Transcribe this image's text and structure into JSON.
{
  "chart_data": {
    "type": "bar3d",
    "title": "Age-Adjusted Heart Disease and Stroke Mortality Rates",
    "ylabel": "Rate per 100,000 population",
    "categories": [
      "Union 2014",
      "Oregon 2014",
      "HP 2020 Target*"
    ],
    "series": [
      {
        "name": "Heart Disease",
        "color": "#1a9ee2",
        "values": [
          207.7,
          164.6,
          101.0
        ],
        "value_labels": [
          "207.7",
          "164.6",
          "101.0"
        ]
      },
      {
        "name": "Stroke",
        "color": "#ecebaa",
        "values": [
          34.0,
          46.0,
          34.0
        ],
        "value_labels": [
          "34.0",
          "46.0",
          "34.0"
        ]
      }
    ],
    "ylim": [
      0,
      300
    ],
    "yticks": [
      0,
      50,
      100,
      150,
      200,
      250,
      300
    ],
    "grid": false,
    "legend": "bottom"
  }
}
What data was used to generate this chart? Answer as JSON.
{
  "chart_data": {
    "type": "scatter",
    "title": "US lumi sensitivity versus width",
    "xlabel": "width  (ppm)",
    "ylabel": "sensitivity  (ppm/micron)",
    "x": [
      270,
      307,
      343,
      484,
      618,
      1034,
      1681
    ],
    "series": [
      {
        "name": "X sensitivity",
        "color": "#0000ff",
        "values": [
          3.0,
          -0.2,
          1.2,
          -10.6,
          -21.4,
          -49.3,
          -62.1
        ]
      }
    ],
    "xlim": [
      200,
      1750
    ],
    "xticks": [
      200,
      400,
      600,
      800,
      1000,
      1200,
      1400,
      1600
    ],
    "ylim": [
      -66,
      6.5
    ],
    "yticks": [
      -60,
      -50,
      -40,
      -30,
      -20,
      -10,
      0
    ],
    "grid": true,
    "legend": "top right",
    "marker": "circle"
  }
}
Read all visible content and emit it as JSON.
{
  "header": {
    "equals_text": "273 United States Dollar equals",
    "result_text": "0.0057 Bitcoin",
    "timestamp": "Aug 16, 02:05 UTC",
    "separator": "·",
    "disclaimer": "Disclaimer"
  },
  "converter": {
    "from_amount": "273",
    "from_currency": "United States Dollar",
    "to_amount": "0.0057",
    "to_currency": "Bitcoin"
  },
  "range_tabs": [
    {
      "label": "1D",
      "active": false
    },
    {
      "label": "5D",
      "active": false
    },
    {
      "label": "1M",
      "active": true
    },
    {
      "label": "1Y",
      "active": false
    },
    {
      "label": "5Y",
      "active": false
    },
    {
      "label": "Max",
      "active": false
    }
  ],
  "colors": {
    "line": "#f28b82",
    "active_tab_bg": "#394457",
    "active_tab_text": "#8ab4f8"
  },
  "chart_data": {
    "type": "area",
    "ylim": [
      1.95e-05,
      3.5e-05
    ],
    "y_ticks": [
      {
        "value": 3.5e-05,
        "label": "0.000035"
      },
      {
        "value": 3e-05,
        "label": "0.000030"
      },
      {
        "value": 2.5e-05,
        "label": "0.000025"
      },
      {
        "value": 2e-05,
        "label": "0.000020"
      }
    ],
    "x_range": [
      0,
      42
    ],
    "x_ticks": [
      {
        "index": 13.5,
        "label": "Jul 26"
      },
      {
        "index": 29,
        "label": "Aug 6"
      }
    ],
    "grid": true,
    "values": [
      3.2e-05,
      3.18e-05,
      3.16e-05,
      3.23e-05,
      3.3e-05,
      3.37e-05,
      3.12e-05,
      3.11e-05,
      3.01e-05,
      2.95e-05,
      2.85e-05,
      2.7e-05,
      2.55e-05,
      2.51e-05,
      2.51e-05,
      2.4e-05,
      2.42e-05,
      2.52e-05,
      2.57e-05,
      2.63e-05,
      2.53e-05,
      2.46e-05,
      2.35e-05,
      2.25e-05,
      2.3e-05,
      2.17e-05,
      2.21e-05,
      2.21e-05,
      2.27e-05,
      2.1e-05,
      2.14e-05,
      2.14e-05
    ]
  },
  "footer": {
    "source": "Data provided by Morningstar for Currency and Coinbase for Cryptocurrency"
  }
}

What is needed
Give the count of lines in the listing that hold the word "Dollar", with no other text.

Reply to the task
2